◆ **TASK**:
Every line below should be repeated exactly.

>> BEGIN

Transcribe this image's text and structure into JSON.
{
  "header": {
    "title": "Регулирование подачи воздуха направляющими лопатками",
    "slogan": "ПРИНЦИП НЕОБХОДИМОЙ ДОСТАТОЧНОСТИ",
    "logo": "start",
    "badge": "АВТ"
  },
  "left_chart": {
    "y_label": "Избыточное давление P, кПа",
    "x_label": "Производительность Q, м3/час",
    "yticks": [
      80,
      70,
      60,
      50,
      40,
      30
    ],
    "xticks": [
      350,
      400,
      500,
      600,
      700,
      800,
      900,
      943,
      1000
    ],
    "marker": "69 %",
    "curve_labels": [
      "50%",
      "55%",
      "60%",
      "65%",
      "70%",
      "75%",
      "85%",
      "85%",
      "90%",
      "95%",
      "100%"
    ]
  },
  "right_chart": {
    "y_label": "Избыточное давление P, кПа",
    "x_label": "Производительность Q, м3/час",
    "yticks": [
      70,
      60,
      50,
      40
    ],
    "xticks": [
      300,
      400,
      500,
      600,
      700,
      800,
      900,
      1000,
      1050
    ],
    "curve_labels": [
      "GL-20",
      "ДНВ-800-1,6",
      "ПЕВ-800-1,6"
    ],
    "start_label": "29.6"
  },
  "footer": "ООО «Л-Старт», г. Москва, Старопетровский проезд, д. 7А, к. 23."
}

>> END

◆ **TASK RESPONSE**:
Transcribe this image's text and structure into JSON.
{
  "header": {
    "title": "Регулирование подачи воздуха направляющими лопатками",
    "slogan": "ПРИНЦИП НЕОБХОДИМОЙ ДОСТАТОЧНОСТИ",
    "logo": "start",
    "badge": "АВТ"
  },
  "left_chart": {
    "y_label": "Избыточное давление P, кПа",
    "x_label": "Производительность Q, м3/час",
    "yticks": [
      80,
      70,
      60,
      50,
      40,
      30
    ],
    "xticks": [
      350,
      400,
      500,
      600,
      700,
      800,
      900,
      943,
      1000
    ],
    "marker": "69 %",
    "curve_labels": [
      "50%",
      "55%",
      "60%",
      "65%",
      "70%",
      "75%",
      "85%",
      "85%",
      "90%",
      "95%",
      "100%"
    ]
  },
  "right_chart": {
    "y_label": "Избыточное давление P, кПа",
    "x_label": "Производительность Q, м3/час",
    "yticks": [
      70,
      60,
      50,
      40
    ],
    "xticks": [
      300,
      400,
      500,
      600,
      700,
      800,
      900,
      1000,
      1050
    ],
    "curve_labels": [
      "GL-20",
      "ДНВ-800-1,6",
      "ПЕВ-800-1,6"
    ],
    "start_label": "29.6"
  },
  "footer": "ООО «Л-Старт», г. Москва, Старопетровский проезд, д. 7А, к. 23."
}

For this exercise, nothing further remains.